Exercise objective → Answer with one number only: the number of lines that contain "terms".

Exercise material →
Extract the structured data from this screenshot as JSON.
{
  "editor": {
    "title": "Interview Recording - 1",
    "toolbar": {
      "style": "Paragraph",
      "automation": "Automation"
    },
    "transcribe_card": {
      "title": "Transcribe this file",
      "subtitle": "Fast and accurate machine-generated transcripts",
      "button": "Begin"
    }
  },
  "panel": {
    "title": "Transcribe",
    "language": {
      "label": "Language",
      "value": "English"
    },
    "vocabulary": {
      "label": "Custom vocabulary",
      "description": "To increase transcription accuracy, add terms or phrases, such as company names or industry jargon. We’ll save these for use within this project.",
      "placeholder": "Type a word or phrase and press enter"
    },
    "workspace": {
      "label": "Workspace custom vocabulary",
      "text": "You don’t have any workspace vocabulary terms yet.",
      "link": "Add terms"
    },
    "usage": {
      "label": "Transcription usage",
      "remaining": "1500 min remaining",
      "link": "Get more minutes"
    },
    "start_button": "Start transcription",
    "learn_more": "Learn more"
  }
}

Answer to this exercise → 3